- Request -
Give the entries again, word for word.

>>>>

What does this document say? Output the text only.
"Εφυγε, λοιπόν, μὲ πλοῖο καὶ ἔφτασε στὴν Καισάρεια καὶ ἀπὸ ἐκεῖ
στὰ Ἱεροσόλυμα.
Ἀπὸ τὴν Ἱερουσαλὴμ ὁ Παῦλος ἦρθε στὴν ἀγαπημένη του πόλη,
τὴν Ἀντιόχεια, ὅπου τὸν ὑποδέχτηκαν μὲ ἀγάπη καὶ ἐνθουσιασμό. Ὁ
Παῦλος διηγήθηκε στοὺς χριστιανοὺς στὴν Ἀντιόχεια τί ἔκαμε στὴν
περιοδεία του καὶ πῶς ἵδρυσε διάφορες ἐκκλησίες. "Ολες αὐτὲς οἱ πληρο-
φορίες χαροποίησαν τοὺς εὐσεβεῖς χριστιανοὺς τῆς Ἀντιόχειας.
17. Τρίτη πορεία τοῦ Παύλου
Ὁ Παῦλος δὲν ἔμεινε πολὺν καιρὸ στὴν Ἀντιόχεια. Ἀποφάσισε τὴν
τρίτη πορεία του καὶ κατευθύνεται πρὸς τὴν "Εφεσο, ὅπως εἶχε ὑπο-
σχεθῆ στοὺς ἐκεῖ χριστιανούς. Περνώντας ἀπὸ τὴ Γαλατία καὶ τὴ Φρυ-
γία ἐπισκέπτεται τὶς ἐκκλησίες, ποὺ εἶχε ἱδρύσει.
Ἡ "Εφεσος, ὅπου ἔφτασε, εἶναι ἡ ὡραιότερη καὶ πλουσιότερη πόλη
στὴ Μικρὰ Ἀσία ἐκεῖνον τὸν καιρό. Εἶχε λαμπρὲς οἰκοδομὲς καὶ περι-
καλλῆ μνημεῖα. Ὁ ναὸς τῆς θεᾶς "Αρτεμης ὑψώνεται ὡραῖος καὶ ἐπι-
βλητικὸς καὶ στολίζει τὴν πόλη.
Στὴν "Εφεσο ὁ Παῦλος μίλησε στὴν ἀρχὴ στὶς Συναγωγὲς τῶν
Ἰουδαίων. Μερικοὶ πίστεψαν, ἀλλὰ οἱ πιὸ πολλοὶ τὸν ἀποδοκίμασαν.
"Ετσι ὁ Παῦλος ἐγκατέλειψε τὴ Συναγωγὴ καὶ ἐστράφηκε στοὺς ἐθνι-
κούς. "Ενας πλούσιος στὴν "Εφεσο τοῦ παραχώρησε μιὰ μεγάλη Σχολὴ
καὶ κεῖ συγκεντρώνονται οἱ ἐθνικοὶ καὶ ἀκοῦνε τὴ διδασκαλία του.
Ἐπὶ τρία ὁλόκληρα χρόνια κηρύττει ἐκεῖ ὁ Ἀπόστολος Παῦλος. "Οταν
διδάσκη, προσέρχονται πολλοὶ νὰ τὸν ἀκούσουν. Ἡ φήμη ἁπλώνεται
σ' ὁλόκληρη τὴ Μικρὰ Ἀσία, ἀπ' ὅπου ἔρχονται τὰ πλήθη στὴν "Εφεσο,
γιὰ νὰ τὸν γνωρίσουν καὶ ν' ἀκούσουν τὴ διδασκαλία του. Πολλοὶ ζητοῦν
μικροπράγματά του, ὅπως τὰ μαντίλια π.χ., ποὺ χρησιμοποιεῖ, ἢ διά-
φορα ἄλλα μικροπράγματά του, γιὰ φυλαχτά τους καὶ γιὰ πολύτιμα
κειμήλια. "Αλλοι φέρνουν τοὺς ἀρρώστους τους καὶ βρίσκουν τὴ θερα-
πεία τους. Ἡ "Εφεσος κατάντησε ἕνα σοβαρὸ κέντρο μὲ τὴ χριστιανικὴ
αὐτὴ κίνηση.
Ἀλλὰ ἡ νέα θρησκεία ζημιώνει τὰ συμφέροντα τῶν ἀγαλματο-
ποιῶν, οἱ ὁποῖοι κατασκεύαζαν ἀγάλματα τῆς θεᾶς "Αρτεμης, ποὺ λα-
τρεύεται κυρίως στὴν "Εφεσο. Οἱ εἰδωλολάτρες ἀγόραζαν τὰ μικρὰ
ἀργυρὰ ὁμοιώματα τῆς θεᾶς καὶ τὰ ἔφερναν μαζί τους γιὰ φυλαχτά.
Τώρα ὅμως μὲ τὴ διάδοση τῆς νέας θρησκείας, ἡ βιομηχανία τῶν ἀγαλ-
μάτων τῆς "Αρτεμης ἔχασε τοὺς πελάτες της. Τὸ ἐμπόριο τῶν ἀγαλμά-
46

<<<<

- Output of the task -
What does this document say? Output the text only.
"Εφυγε, λοιπόν, μὲ πλοῖο καὶ ἔφτασε στὴν Καισάρεια καὶ ἀπὸ ἐκεῖ
στὰ Ἱεροσόλυμα.
Ἀπὸ τὴν Ἱερουσαλὴμ ὁ Παῦλος ἦρθε στὴν ἀγαπημένη του πόλη,
τὴν Ἀντιόχεια, ὅπου τὸν ὑποδέχτηκαν μὲ ἀγάπη καὶ ἐνθουσιασμό. Ὁ
Παῦλος διηγήθηκε στοὺς χριστιανοὺς στὴν Ἀντιόχεια τί ἔκαμε στὴν
περιοδεία του καὶ πῶς ἵδρυσε διάφορες ἐκκλησίες. "Ολες αὐτὲς οἱ πληρο-
φορίες χαροποίησαν τοὺς εὐσεβεῖς χριστιανοὺς τῆς Ἀντιόχειας.
17. Τρίτη πορεία τοῦ Παύλου
Ὁ Παῦλος δὲν ἔμεινε πολὺν καιρὸ στὴν Ἀντιόχεια. Ἀποφάσισε τὴν
τρίτη πορεία του καὶ κατευθύνεται πρὸς τὴν "Εφεσο, ὅπως εἶχε ὑπο-
σχεθῆ στοὺς ἐκεῖ χριστιανούς. Περνώντας ἀπὸ τὴ Γαλατία καὶ τὴ Φρυ-
γία ἐπισκέπτεται τὶς ἐκκλησίες, ποὺ εἶχε ἱδρύσει.
Ἡ "Εφεσος, ὅπου ἔφτασε, εἶναι ἡ ὡραιότερη καὶ πλουσιότερη πόλη
στὴ Μικρὰ Ἀσία ἐκεῖνον τὸν καιρό. Εἶχε λαμπρὲς οἰκοδομὲς καὶ περι-
καλλῆ μνημεῖα. Ὁ ναὸς τῆς θεᾶς "Αρτεμης ὑψώνεται ὡραῖος καὶ ἐπι-
βλητικὸς καὶ στολίζει τὴν πόλη.
Στὴν "Εφεσο ὁ Παῦλος μίλησε στὴν ἀρχὴ στὶς Συναγωγὲς τῶν
Ἰουδαίων. Μερικοὶ πίστεψαν, ἀλλὰ οἱ πιὸ πολλοὶ τὸν ἀποδοκίμασαν.
"Ετσι ὁ Παῦλος ἐγκατέλειψε τὴ Συναγωγὴ καὶ ἐστράφηκε στοὺς ἐθνι-
κούς. "Ενας πλούσιος στὴν "Εφεσο τοῦ παραχώρησε μιὰ μεγάλη Σχολὴ
καὶ κεῖ συγκεντρώνονται οἱ ἐθνικοὶ καὶ ἀκοῦνε τὴ διδασκαλία του.
Ἐπὶ τρία ὁλόκληρα χρόνια κηρύττει ἐκεῖ ὁ Ἀπόστολος Παῦλος. "Οταν
διδάσκη, προσέρχονται πολλοὶ νὰ τὸν ἀκούσουν. Ἡ φήμη ἁπλώνεται
σ' ὁλόκληρη τὴ Μικρὰ Ἀσία, ἀπ' ὅπου ἔρχονται τὰ πλήθη στὴν "Εφεσο,
γιὰ νὰ τὸν γνωρίσουν καὶ ν' ἀκούσουν τὴ διδασκαλία του. Πολλοὶ ζητοῦν
μικροπράγματά του, ὅπως τὰ μαντίλια π.χ., ποὺ χρησιμοποιεῖ, ἢ διά-
φορα ἄλλα μικροπράγματά του, γιὰ φυλαχτά τους καὶ γιὰ πολύτιμα
κειμήλια. "Αλλοι φέρνουν τοὺς ἀρρώστους τους καὶ βρίσκουν τὴ θερα-
πεία τους. Ἡ "Εφεσος κατάντησε ἕνα σοβαρὸ κέντρο μὲ τὴ χριστιανικὴ
αὐτὴ κίνηση.
Ἀλλὰ ἡ νέα θρησκεία ζημιώνει τὰ συμφέροντα τῶν ἀγαλματο-
ποιῶν, οἱ ὁποῖοι κατασκεύαζαν ἀγάλματα τῆς θεᾶς "Αρτεμης, ποὺ λα-
τρεύεται κυρίως στὴν "Εφεσο. Οἱ εἰδωλολάτρες ἀγόραζαν τὰ μικρὰ
ἀργυρὰ ὁμοιώματα τῆς θεᾶς καὶ τὰ ἔφερναν μαζί τους γιὰ φυλαχτά.
Τώρα ὅμως μὲ τὴ διάδοση τῆς νέας θρησκείας, ἡ βιομηχανία τῶν ἀγαλ-
μάτων τῆς "Αρτεμης ἔχασε τοὺς πελάτες της. Τὸ ἐμπόριο τῶν ἀγαλμά-
46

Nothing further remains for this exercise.